***** PROVIDED RECORDS *****

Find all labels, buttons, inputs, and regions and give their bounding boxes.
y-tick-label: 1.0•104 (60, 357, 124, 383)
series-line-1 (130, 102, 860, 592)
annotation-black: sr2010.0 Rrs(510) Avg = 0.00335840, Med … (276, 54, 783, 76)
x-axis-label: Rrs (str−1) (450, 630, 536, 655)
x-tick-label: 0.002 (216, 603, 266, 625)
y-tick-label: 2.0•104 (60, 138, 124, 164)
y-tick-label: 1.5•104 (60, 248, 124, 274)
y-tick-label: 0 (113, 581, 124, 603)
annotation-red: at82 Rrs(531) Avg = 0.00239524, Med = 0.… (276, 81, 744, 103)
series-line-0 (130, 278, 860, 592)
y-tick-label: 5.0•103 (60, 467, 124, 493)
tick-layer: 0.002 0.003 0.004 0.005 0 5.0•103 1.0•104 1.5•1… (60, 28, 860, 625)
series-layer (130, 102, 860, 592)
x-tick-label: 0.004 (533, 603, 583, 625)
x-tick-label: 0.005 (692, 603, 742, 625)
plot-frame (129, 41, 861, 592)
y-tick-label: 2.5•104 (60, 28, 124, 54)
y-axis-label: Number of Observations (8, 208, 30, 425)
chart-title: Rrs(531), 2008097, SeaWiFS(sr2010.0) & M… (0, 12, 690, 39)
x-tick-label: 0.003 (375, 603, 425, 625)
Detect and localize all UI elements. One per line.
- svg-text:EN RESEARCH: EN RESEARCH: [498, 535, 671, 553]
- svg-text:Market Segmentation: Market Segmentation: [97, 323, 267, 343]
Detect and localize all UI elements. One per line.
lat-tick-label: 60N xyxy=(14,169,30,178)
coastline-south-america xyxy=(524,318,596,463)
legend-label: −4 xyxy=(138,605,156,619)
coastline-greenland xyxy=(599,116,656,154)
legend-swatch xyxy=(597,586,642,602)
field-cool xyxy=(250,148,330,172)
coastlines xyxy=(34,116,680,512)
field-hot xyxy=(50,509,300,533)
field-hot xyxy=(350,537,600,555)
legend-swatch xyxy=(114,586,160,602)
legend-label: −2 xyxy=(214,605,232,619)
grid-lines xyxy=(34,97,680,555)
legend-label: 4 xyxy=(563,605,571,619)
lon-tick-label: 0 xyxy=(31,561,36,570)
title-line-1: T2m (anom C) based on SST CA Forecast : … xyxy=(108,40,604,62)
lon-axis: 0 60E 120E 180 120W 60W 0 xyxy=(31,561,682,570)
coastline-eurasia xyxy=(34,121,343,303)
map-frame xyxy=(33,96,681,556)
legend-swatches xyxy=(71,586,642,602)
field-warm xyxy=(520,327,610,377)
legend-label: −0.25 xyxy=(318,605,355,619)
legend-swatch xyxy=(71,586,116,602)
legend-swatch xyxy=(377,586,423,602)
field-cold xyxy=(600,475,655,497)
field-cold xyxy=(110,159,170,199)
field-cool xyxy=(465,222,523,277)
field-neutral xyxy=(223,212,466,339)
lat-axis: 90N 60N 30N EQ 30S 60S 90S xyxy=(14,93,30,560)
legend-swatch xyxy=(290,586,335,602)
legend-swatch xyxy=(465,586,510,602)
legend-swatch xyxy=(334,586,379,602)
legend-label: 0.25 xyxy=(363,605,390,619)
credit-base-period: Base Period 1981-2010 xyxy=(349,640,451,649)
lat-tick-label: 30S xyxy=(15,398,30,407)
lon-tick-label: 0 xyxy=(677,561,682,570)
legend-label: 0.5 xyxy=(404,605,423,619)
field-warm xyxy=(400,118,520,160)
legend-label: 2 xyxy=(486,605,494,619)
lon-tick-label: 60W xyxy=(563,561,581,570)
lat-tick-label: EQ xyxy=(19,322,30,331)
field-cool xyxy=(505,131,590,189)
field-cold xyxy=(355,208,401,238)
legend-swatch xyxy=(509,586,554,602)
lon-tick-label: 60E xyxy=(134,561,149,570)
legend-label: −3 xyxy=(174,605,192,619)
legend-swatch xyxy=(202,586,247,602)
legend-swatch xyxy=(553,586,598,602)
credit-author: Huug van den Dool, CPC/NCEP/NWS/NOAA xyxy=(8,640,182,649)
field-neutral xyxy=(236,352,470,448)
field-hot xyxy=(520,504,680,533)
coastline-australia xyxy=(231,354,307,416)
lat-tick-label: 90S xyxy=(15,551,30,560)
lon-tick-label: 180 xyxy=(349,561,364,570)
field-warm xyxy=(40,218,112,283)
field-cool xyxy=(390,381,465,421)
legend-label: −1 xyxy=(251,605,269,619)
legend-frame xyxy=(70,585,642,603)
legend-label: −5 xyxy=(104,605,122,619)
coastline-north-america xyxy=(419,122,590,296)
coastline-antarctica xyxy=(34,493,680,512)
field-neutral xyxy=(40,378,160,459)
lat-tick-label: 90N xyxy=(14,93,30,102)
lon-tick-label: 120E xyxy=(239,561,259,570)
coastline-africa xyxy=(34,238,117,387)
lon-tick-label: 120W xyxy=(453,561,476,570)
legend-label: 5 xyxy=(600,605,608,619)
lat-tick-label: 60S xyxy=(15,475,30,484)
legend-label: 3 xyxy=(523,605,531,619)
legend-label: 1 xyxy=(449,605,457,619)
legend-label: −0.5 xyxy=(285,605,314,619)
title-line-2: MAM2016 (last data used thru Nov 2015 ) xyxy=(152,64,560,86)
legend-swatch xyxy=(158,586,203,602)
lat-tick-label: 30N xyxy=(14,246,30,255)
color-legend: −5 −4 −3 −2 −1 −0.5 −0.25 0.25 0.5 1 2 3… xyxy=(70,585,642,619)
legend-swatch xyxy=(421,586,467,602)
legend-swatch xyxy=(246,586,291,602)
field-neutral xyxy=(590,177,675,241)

*****

WHAT YOU SHOULD DO | Retype all of the rows above, character for character and in the same order.

PROBLEM SOLUTION |
Find all labels, buttons, inputs, and regions and give their bounding boxes.
y-tick-label: 1.0•104 (60, 357, 124, 383)
series-line-1 (130, 102, 860, 592)
annotation-black: sr2010.0 Rrs(510) Avg = 0.00335840, Med … (276, 54, 783, 76)
x-axis-label: Rrs (str−1) (450, 630, 536, 655)
x-tick-label: 0.002 (216, 603, 266, 625)
y-tick-label: 2.0•104 (60, 138, 124, 164)
y-tick-label: 1.5•104 (60, 248, 124, 274)
y-tick-label: 0 (113, 581, 124, 603)
annotation-red: at82 Rrs(531) Avg = 0.00239524, Med = 0.… (276, 81, 744, 103)
series-line-0 (130, 278, 860, 592)
y-tick-label: 5.0•103 (60, 467, 124, 493)
tick-layer: 0.002 0.003 0.004 0.005 0 5.0•103 1.0•104 1.5•1… (60, 28, 860, 625)
series-layer (130, 102, 860, 592)
x-tick-label: 0.004 (533, 603, 583, 625)
x-tick-label: 0.005 (692, 603, 742, 625)
plot-frame (129, 41, 861, 592)
y-tick-label: 2.5•104 (60, 28, 124, 54)
y-axis-label: Number of Observations (8, 208, 30, 425)
chart-title: Rrs(531), 2008097, SeaWiFS(sr2010.0) & M… (0, 12, 690, 39)
x-tick-label: 0.003 (375, 603, 425, 625)
Detect and localize all UI elements. One per line.
- svg-text:EN RESEARCH: EN RESEARCH: [498, 535, 671, 553]
- svg-text:Market Segmentation: Market Segmentation: [97, 323, 267, 343]
Detect and localize all UI elements. One per line.
lat-tick-label: 60N xyxy=(14,169,30,178)
coastline-south-america xyxy=(524,318,596,463)
legend-label: −4 xyxy=(138,605,156,619)
coastline-greenland xyxy=(599,116,656,154)
legend-swatch xyxy=(597,586,642,602)
field-cool xyxy=(250,148,330,172)
coastlines xyxy=(34,116,680,512)
field-hot xyxy=(50,509,300,533)
field-hot xyxy=(350,537,600,555)
legend-swatch xyxy=(114,586,160,602)
legend-label: −2 xyxy=(214,605,232,619)
grid-lines xyxy=(34,97,680,555)
legend-label: 4 xyxy=(563,605,571,619)
lon-tick-label: 0 xyxy=(31,561,36,570)
title-line-1: T2m (anom C) based on SST CA Forecast : … xyxy=(108,40,604,62)
lon-axis: 0 60E 120E 180 120W 60W 0 xyxy=(31,561,682,570)
coastline-eurasia xyxy=(34,121,343,303)
map-frame xyxy=(33,96,681,556)
legend-swatches xyxy=(71,586,642,602)
field-warm xyxy=(520,327,610,377)
legend-label: −0.25 xyxy=(318,605,355,619)
legend-swatch xyxy=(71,586,116,602)
legend-swatch xyxy=(377,586,423,602)
field-cold xyxy=(600,475,655,497)
field-cold xyxy=(110,159,170,199)
field-cool xyxy=(465,222,523,277)
field-neutral xyxy=(223,212,466,339)
lat-axis: 90N 60N 30N EQ 30S 60S 90S xyxy=(14,93,30,560)
legend-swatch xyxy=(290,586,335,602)
legend-swatch xyxy=(465,586,510,602)
legend-swatch xyxy=(334,586,379,602)
legend-label: 0.25 xyxy=(363,605,390,619)
credit-base-period: Base Period 1981-2010 xyxy=(349,640,451,649)
lat-tick-label: 30S xyxy=(15,398,30,407)
lon-tick-label: 0 xyxy=(677,561,682,570)
legend-label: 0.5 xyxy=(404,605,423,619)
field-warm xyxy=(400,118,520,160)
legend-label: 2 xyxy=(486,605,494,619)
lon-tick-label: 60W xyxy=(563,561,581,570)
lat-tick-label: EQ xyxy=(19,322,30,331)
field-cool xyxy=(505,131,590,189)
field-cold xyxy=(355,208,401,238)
legend-swatch xyxy=(509,586,554,602)
lon-tick-label: 60E xyxy=(134,561,149,570)
legend-label: −3 xyxy=(174,605,192,619)
legend-swatch xyxy=(202,586,247,602)
legend-swatch xyxy=(553,586,598,602)
credit-author: Huug van den Dool, CPC/NCEP/NWS/NOAA xyxy=(8,640,182,649)
field-neutral xyxy=(236,352,470,448)
field-hot xyxy=(520,504,680,533)
coastline-australia xyxy=(231,354,307,416)
lat-tick-label: 90S xyxy=(15,551,30,560)
lon-tick-label: 180 xyxy=(349,561,364,570)
field-warm xyxy=(40,218,112,283)
field-cool xyxy=(390,381,465,421)
legend-label: −1 xyxy=(251,605,269,619)
legend-frame xyxy=(70,585,642,603)
legend-label: −5 xyxy=(104,605,122,619)
coastline-north-america xyxy=(419,122,590,296)
coastline-antarctica xyxy=(34,493,680,512)
field-neutral xyxy=(40,378,160,459)
lat-tick-label: 90N xyxy=(14,93,30,102)
lon-tick-label: 120E xyxy=(239,561,259,570)
coastline-africa xyxy=(34,238,117,387)
lon-tick-label: 120W xyxy=(453,561,476,570)
legend-label: 5 xyxy=(600,605,608,619)
lat-tick-label: 60S xyxy=(15,475,30,484)
legend-label: 3 xyxy=(523,605,531,619)
legend-label: 1 xyxy=(449,605,457,619)
legend-label: −0.5 xyxy=(285,605,314,619)
title-line-2: MAM2016 (last data used thru Nov 2015 ) xyxy=(152,64,560,86)
legend-swatch xyxy=(158,586,203,602)
lat-tick-label: 30N xyxy=(14,246,30,255)
color-legend: −5 −4 −3 −2 −1 −0.5 −0.25 0.25 0.5 1 2 3… xyxy=(70,585,642,619)
legend-swatch xyxy=(421,586,467,602)
legend-swatch xyxy=(246,586,291,602)
field-neutral xyxy=(590,177,675,241)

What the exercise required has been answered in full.